__Document passage__
- Opening Delimiter -
The Challenge
Wood use is increasing globally, with demand estimated to significantly surpass supply, increasing the pressure to increase forest areas and growth. Forests play an important role in in the fight against climate change and are crucial for biodiversity and the bioeconomy. However, climate change is also causing direct challenges to forests and the bioeconomy, due to increasing biotic and abiotic threats affecting forest health and causing severe economic losses. Better forest management is needed to make forests more resistant to the cross-border threats of pests, droughts and wildfires that are exacerbated by climate change, to strengthen their resilience and capacity and to enable new economic opportunities for forest-based value chains.
OptiForValue, a Circular Bio-based Europe Joint Undertaking (CBE JU) research project, is working on these challenges and contributing to optimised forest-based value chains for high-value applications and improved forest management. OptiForValue aligns with the goals of the EU Forest Strategy, a European initiative focused on creating a comprehensive forest knowledge base, that will allow Member States, forest owners and forest managers to improve their response to growing pressures on forests and strengthen forest resilience and bioeconomy.

Programme:
HORIZON Circular Bio-based Europe Joint Undertaking (HORIZON-JU-CBE-2023-R-02)
Type of Action:
Research and Innovation Action
Duration:
1 September 2024 – 31 August 2028 (48 months)
Consortium:
17 partners from 7 European countries
Coordinator:
Luke Natural Resources Institute Finland
Total Budget:
~ €5 million
Objectives

Objective 1:
Develop and upgrade non-invasive solutions for forest health monitoring and wood quality control.

Objective 2:
Develop forest management methods to restore and enhance forest health and increase biodiversity.

Objective 3:
Develop operational capability for agile value management.

Objective 4:
Gain a deep understanding of the environmental and social impacts of the forestry solutions and their economic feasibility.

Objective 5:
Demonstrate possibilities for forest value chain optimisation via local multi-actor studies and data analysis across entire value chains, from forest inventory and operations to transport, storage and processing.
- Closing Delimiter -
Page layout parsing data
- Opening Delimiter -
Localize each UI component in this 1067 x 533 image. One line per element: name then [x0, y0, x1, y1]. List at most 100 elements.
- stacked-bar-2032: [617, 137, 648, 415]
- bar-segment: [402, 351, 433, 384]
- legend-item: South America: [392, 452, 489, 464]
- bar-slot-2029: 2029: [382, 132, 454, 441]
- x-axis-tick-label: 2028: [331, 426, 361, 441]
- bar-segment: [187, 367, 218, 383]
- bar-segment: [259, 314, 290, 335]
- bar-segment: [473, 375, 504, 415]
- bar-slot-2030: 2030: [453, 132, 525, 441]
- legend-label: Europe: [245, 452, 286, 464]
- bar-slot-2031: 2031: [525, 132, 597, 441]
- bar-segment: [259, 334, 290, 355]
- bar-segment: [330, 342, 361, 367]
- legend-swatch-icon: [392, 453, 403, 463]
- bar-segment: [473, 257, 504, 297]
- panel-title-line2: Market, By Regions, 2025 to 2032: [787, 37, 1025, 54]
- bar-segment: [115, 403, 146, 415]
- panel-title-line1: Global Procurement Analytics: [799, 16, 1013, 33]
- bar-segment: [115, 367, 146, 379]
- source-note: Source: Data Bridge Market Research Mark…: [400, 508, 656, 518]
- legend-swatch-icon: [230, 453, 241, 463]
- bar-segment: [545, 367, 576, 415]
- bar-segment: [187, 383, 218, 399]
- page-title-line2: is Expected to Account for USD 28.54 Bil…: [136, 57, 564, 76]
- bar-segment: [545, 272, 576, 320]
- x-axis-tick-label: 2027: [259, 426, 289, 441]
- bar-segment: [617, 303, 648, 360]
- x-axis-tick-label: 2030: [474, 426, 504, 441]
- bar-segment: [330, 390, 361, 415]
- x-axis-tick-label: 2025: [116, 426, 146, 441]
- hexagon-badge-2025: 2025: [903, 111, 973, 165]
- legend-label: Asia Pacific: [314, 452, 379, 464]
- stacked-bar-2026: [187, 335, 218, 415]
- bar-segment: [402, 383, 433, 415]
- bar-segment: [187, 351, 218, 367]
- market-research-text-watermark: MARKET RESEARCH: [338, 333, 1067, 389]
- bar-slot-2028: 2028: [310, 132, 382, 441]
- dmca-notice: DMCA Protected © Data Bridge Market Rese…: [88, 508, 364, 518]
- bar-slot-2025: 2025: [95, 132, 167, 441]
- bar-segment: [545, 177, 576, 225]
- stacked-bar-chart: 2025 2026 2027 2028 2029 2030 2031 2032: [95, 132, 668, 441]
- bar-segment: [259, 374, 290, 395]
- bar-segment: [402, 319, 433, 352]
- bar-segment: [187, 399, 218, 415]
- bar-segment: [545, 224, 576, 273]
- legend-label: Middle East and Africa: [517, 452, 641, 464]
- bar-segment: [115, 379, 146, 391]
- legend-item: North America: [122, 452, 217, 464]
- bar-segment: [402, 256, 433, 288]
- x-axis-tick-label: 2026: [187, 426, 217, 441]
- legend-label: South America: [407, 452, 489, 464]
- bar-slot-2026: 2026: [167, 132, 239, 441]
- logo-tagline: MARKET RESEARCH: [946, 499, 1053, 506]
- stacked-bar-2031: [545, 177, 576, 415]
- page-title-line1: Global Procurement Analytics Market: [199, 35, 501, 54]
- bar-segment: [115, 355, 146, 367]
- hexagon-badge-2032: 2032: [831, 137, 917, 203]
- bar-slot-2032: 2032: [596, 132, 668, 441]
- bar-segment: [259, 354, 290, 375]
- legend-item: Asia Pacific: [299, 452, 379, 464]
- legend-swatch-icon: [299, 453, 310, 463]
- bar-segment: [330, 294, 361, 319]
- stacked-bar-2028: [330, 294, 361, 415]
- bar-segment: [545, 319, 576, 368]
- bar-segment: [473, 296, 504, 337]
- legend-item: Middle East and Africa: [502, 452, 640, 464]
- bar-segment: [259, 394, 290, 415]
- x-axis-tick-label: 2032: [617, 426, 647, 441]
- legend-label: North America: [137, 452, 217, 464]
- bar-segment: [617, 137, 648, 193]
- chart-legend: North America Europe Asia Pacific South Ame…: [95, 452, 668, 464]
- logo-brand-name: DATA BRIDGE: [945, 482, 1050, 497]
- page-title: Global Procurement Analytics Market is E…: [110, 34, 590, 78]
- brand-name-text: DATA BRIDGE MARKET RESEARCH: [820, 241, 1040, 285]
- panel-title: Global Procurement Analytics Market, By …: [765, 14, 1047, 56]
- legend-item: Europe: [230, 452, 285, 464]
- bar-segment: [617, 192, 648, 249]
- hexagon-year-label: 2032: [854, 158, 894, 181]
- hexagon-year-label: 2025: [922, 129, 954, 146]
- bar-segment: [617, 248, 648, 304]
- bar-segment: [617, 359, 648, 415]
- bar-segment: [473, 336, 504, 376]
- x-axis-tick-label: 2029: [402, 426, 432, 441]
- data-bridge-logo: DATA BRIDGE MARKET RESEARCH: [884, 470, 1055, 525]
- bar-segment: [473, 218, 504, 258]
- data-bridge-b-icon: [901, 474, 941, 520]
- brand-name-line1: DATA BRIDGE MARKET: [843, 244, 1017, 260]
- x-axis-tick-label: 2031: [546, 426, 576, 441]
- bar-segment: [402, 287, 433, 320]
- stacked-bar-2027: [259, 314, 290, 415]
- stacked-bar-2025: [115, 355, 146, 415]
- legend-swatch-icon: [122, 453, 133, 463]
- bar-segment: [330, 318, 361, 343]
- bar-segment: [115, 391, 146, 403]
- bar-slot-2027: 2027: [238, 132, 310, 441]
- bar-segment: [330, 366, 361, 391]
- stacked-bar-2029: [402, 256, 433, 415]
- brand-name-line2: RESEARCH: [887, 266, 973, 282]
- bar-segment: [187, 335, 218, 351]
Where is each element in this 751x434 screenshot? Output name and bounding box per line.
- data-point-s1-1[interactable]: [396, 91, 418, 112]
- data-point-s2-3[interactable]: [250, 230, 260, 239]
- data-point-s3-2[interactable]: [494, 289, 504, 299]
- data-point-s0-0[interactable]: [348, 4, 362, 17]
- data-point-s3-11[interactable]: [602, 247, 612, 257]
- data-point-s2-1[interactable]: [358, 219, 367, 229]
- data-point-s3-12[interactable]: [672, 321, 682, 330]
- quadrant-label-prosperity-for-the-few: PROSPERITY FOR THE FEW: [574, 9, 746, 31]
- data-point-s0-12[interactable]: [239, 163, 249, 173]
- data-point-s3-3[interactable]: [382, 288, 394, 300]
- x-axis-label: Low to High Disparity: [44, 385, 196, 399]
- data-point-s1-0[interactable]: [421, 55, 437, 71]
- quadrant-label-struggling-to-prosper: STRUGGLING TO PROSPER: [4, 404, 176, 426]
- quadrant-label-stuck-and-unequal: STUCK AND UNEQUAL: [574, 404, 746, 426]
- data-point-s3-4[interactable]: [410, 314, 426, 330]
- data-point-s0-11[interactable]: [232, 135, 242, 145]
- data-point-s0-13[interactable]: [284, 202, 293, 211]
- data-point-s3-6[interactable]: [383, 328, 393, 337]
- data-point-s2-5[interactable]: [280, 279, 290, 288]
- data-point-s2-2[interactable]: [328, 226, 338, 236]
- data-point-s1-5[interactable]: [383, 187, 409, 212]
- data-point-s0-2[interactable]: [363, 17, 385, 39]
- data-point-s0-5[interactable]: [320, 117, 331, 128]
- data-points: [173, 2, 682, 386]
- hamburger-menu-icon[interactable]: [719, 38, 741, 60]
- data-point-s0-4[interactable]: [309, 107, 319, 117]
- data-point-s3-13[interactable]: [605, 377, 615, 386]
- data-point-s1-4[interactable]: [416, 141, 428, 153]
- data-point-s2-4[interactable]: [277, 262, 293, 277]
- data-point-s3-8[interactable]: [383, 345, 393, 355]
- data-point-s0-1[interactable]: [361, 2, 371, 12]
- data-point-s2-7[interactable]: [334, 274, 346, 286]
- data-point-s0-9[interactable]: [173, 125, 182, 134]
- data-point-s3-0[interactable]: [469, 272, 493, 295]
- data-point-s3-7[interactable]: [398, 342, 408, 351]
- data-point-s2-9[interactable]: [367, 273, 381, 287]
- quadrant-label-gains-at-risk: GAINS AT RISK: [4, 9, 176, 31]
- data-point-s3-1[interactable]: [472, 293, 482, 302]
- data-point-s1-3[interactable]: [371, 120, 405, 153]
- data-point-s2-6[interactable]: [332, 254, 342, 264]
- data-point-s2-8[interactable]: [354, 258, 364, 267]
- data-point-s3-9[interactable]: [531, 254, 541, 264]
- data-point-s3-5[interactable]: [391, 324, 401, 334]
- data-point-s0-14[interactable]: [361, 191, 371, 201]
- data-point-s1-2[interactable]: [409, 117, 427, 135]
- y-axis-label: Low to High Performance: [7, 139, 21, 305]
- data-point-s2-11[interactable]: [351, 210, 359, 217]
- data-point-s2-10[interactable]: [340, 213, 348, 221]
- Closing Delimiter -
__Task directions__
From the project description, set down the part that opens with the words containing "OptiForValue, a Circular" and closes with "2028 (48 months)". The items have nothing to do with this.

__Solved problem__
OptiForValue, a Circular Bio-based Europe Joint Undertaking (CBE JU) research project, is working on these challenges and contributing to optimised forest-based value chains for high-value applications and improved forest management. OptiForValue aligns with the goals of the EU Forest Strategy, a European initiative focused on creating a comprehensive forest knowledge base, that will allow Member States, forest owners and forest managers to improve their response to growing pressures on forests and strengthen forest resilience and bioeconomy.

Programme:
HORIZON Circular Bio-based Europe Joint Undertaking (HORIZON-JU-CBE-2023-R-02)
Type of Action:
Research and Innovation Action
Duration:
1 September 2024 – 31 August 2028 (48 months)